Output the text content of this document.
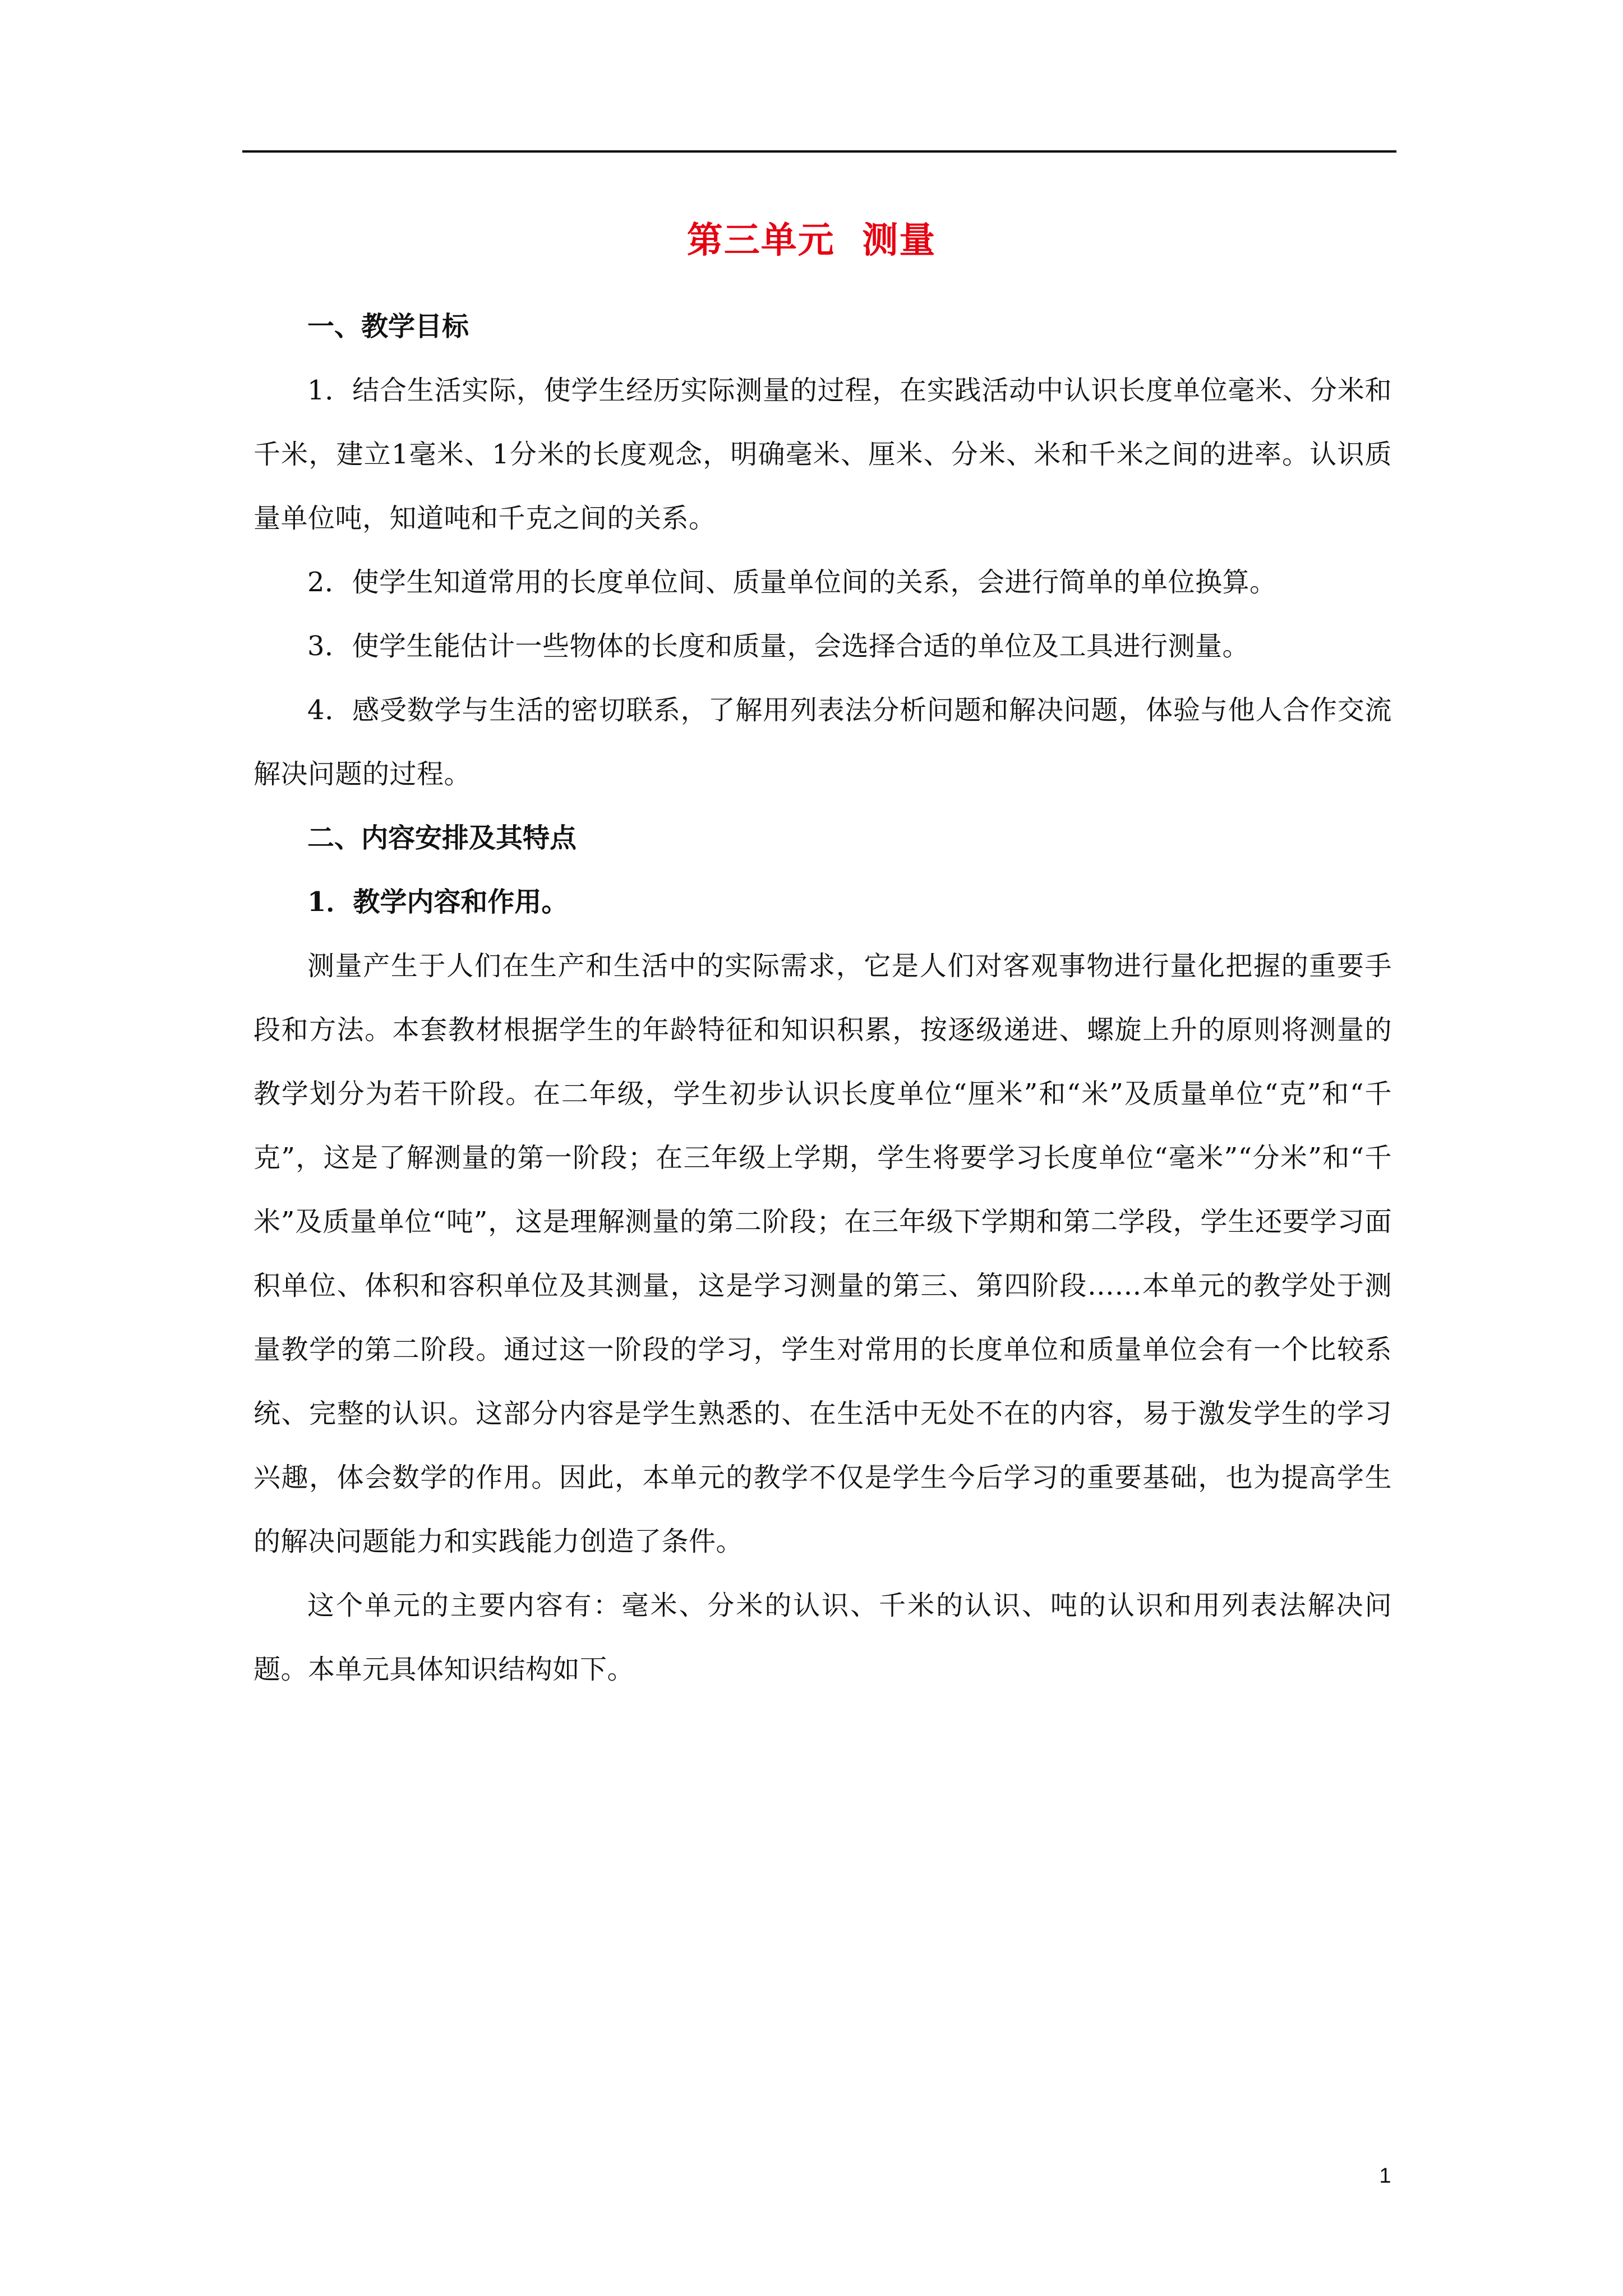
第三单元  测量

一、教学目标

1．结合生活实际，使学生经历实际测量的过程，在实践活动中认识长度单位毫米、分米和千米，建立1毫米、1分米的长度观念，明确毫米、厘米、分米、米和千米之间的进率。认识质量单位吨，知道吨和千克之间的关系。

2．使学生知道常用的长度单位间、质量单位间的关系，会进行简单的单位换算。

3．使学生能估计一些物体的长度和质量，会选择合适的单位及工具进行测量。

4．感受数学与生活的密切联系，了解用列表法分析问题和解决问题，体验与他人合作交流解决问题的过程。

二、内容安排及其特点

1．教学内容和作用。

测量产生于人们在生产和生活中的实际需求，它是人们对客观事物进行量化把握的重要手段和方法。本套教材根据学生的年龄特征和知识积累，按逐级递进、螺旋上升的原则将测量的教学划分为若干阶段。在二年级，学生初步认识长度单位“厘米”和“米”及质量单位“克”和“千克”，这是了解测量的第一阶段；在三年级上学期，学生将要学习长度单位“毫米”“分米”和“千米”及质量单位“吨”，这是理解测量的第二阶段；在三年级下学期和第二学段，学生还要学习面积单位、体积和容积单位及其测量，这是学习测量的第三、第四阶段……本单元的教学处于测量教学的第二阶段。通过这一阶段的学习，学生对常用的长度单位和质量单位会有一个比较系统、完整的认识。这部分内容是学生熟悉的、在生活中无处不在的内容，易于激发学生的学习兴趣，体会数学的作用。因此，本单元的教学不仅是学生今后学习的重要基础，也为提高学生的解决问题能力和实践能力创造了条件。

这个单元的主要内容有：毫米、分米的认识、千米的认识、吨的认识和用列表法解决问题。本单元具体知识结构如下。

1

* [Work required]: Copy every line above word for word and exclude the pictures.

* [Worked answer]:
Output the text content of this document.
第三单元  测量

一、教学目标

1．结合生活实际，使学生经历实际测量的过程，在实践活动中认识长度单位毫米、分米和千米，建立1毫米、1分米的长度观念，明确毫米、厘米、分米、米和千米之间的进率。认识质量单位吨，知道吨和千克之间的关系。

2．使学生知道常用的长度单位间、质量单位间的关系，会进行简单的单位换算。

3．使学生能估计一些物体的长度和质量，会选择合适的单位及工具进行测量。

4．感受数学与生活的密切联系，了解用列表法分析问题和解决问题，体验与他人合作交流解决问题的过程。

二、内容安排及其特点

1．教学内容和作用。

测量产生于人们在生产和生活中的实际需求，它是人们对客观事物进行量化把握的重要手段和方法。本套教材根据学生的年龄特征和知识积累，按逐级递进、螺旋上升的原则将测量的教学划分为若干阶段。在二年级，学生初步认识长度单位“厘米”和“米”及质量单位“克”和“千克”，这是了解测量的第一阶段；在三年级上学期，学生将要学习长度单位“毫米”“分米”和“千米”及质量单位“吨”，这是理解测量的第二阶段；在三年级下学期和第二学段，学生还要学习面积单位、体积和容积单位及其测量，这是学习测量的第三、第四阶段……本单元的教学处于测量教学的第二阶段。通过这一阶段的学习，学生对常用的长度单位和质量单位会有一个比较系统、完整的认识。这部分内容是学生熟悉的、在生活中无处不在的内容，易于激发学生的学习兴趣，体会数学的作用。因此，本单元的教学不仅是学生今后学习的重要基础，也为提高学生的解决问题能力和实践能力创造了条件。

这个单元的主要内容有：毫米、分米的认识、千米的认识、吨的认识和用列表法解决问题。本单元具体知识结构如下。

1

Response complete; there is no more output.